**Task instructions**
Which lines hold the word "left"? Copy each of them from the material.

Part of a data file
▬▬▬▬▬▬
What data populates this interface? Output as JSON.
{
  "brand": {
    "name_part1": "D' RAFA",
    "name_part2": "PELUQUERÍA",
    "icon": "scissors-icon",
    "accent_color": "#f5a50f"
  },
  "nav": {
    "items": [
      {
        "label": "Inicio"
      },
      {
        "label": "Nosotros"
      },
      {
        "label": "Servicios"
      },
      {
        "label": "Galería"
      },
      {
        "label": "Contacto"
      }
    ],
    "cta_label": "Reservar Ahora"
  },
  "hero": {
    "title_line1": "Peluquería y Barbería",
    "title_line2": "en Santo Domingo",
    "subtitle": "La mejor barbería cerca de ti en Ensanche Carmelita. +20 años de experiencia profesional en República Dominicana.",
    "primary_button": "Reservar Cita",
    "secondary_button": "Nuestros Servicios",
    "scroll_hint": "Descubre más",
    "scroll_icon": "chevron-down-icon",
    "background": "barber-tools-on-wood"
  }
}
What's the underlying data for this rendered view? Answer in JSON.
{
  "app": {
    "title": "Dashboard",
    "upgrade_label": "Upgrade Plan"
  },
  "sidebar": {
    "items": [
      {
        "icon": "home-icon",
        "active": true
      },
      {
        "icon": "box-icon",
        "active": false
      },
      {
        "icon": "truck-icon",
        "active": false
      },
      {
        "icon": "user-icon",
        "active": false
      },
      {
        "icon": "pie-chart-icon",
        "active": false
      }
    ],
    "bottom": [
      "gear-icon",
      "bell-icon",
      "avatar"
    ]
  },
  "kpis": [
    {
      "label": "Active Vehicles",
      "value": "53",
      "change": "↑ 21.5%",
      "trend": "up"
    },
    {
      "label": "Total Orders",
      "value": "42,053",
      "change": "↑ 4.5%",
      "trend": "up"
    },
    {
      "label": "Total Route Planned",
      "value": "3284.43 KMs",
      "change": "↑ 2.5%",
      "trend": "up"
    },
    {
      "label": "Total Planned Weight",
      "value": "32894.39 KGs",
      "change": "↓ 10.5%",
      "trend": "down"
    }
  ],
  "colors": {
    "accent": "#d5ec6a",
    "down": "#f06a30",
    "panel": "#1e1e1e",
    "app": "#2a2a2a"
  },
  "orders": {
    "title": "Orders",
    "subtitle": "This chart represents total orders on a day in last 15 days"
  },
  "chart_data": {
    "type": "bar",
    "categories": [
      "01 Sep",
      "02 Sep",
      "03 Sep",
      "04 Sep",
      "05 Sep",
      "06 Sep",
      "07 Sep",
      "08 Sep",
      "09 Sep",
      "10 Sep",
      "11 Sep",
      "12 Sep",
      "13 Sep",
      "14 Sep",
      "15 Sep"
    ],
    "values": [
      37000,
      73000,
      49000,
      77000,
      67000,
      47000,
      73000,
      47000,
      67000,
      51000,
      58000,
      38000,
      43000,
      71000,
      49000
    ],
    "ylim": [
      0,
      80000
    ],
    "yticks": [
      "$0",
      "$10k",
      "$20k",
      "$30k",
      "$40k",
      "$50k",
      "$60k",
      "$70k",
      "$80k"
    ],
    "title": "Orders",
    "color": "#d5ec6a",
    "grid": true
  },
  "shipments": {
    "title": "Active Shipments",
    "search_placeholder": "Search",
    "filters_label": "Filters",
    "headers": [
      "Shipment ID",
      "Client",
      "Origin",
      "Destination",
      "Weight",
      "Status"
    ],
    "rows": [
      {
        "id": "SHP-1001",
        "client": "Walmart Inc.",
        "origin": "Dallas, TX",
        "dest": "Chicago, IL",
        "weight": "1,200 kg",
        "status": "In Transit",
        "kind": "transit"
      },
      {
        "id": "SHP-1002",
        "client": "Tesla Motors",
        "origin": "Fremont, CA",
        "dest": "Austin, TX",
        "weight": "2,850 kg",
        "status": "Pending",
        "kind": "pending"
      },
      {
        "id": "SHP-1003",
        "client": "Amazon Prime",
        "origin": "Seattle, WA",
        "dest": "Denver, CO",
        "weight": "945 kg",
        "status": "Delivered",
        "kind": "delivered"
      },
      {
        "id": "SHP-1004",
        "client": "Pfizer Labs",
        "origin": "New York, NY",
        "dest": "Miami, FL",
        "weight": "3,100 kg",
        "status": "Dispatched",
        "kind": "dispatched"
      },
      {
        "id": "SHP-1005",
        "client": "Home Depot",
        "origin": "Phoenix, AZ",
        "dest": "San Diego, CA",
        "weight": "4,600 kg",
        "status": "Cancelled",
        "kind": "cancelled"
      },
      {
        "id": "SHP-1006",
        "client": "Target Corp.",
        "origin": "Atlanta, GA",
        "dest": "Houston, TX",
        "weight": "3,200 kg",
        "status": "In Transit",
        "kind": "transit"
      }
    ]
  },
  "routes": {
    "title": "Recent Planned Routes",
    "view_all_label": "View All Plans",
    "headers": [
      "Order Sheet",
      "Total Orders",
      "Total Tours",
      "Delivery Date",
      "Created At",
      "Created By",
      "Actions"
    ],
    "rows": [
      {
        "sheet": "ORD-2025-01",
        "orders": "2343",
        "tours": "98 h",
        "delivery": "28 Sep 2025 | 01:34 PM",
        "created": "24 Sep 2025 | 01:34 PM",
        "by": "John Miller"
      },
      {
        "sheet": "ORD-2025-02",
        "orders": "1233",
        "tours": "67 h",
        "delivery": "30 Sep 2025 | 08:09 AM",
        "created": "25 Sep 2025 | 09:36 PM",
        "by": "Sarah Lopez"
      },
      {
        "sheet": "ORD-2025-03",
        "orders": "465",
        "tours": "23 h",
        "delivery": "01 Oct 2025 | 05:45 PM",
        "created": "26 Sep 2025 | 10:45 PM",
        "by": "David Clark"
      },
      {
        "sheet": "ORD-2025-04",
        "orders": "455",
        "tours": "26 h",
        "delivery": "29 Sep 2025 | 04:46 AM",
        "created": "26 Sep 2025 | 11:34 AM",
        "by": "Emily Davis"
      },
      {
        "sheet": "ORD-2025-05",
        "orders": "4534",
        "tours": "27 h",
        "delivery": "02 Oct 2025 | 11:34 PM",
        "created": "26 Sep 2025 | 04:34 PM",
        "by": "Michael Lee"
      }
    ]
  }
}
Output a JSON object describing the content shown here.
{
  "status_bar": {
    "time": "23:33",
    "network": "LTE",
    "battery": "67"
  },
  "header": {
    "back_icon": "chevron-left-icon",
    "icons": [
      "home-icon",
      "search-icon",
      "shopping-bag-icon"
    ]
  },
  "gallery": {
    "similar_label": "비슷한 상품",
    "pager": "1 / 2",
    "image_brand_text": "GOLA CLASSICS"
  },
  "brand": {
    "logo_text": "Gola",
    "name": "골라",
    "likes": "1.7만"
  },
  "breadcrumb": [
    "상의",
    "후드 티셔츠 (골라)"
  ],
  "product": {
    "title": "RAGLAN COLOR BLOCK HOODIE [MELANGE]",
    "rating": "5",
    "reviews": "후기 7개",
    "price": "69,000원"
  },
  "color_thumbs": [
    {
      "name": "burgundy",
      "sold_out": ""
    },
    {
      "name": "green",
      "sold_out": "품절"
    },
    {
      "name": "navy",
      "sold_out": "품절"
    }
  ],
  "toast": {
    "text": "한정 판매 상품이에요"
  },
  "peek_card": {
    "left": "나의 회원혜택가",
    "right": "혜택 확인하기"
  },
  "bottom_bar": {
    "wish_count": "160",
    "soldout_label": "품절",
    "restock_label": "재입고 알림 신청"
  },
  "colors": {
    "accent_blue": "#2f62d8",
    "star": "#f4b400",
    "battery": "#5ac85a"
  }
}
▬▬▬▬▬▬
**Complete answer**
    "back_icon": "chevron-left-icon",
    "left": "나의 회원혜택가",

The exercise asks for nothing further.